*Exercise*. Some lines in the listing hold the word "proteins". Return each of them.

===== Entries supplied

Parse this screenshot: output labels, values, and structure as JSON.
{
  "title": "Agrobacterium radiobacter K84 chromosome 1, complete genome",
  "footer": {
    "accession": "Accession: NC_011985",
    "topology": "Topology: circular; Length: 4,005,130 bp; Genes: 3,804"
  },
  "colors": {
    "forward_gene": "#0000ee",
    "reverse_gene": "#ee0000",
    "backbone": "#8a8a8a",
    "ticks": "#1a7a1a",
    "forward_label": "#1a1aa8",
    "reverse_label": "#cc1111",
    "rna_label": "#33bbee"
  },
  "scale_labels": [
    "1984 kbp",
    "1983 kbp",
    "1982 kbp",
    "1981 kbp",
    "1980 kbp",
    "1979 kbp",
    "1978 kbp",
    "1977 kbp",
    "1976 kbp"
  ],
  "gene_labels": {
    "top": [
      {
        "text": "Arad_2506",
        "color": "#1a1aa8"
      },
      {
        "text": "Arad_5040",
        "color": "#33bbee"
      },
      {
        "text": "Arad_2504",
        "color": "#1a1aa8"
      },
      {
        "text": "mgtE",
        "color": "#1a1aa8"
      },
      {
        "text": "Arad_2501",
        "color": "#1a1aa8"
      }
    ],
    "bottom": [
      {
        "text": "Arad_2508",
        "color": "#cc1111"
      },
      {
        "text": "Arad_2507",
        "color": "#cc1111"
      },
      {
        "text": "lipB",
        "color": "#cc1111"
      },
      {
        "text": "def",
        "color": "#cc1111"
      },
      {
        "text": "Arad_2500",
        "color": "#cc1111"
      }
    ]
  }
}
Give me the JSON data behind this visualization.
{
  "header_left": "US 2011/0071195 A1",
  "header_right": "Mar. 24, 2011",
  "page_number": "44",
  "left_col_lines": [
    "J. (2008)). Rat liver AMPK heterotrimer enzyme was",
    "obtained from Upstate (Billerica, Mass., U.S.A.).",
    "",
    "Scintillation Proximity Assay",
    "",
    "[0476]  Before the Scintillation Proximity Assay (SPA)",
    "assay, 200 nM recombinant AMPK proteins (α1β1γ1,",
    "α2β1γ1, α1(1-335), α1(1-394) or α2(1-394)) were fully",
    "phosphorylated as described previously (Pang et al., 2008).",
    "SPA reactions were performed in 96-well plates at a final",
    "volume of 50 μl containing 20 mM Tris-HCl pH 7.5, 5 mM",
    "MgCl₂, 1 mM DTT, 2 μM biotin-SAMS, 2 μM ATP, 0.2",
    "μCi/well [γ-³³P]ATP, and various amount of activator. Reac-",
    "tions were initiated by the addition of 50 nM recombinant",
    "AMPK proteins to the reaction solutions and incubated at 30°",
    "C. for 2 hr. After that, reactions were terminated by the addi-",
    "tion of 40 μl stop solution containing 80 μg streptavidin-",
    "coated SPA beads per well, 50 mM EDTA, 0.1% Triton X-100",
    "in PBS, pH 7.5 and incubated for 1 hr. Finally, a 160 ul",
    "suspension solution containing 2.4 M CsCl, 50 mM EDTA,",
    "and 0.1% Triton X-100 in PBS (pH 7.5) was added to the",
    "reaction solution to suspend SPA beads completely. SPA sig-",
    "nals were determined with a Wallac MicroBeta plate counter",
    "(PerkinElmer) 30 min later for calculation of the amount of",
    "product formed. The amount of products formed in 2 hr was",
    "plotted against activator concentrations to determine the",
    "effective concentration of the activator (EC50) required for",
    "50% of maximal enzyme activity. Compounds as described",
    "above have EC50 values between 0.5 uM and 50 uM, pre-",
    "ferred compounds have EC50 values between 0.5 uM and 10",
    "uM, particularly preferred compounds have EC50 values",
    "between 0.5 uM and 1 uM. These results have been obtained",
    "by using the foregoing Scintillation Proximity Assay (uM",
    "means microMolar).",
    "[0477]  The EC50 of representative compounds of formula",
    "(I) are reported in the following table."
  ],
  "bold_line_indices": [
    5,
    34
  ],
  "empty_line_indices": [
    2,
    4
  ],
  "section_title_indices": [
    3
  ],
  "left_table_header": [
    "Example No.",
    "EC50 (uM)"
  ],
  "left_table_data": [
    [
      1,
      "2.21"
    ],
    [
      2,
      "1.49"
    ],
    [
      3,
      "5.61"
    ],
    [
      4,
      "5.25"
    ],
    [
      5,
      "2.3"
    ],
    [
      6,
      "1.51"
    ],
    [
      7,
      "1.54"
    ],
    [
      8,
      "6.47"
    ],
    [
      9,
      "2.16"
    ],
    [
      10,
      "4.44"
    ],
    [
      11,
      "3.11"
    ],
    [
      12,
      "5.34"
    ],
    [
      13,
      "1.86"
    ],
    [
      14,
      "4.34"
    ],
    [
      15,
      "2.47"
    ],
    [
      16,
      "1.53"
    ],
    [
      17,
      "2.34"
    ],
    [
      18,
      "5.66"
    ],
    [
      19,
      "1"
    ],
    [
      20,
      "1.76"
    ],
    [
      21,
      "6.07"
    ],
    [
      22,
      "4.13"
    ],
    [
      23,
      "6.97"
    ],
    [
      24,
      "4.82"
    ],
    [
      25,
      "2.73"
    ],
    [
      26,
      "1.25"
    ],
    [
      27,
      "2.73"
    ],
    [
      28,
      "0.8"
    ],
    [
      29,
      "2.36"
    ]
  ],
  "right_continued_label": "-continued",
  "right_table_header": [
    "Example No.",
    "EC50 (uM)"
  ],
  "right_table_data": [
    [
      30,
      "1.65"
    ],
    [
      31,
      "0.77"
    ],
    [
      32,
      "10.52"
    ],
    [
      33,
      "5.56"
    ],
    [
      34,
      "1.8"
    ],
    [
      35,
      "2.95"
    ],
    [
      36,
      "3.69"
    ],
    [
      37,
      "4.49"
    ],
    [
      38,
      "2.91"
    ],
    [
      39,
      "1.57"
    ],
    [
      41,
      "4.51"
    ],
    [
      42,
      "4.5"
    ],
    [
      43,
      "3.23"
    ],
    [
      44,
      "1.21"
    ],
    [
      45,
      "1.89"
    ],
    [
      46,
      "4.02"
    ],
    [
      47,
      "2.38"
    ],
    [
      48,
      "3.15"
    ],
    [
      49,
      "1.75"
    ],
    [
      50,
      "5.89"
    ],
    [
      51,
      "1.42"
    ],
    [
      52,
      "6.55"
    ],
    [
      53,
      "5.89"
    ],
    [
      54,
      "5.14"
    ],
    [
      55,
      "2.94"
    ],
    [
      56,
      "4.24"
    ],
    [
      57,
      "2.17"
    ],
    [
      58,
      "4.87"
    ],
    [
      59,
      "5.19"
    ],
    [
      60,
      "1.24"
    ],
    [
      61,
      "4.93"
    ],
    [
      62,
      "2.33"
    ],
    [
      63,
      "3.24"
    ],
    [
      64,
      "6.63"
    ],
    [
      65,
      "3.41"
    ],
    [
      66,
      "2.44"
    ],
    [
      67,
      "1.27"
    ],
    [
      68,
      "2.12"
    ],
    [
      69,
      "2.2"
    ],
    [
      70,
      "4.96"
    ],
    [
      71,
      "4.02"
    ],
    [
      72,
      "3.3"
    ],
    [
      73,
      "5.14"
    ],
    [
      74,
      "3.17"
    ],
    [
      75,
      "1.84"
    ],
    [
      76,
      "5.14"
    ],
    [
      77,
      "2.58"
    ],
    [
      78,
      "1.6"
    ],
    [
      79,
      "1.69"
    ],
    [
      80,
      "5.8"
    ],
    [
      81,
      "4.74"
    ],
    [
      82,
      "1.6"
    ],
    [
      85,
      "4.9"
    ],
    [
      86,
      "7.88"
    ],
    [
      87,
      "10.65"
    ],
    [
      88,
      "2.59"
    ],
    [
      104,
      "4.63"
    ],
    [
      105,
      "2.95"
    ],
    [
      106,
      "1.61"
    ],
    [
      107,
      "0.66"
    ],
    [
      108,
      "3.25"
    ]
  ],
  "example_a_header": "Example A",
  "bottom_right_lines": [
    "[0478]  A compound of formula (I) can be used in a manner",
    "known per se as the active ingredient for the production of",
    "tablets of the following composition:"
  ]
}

==========

*Task solution*.
    "assay, 200 nM recombinant AMPK proteins (α1β1γ1,",
    "AMPK proteins to the reaction solutions and incubated at 30°",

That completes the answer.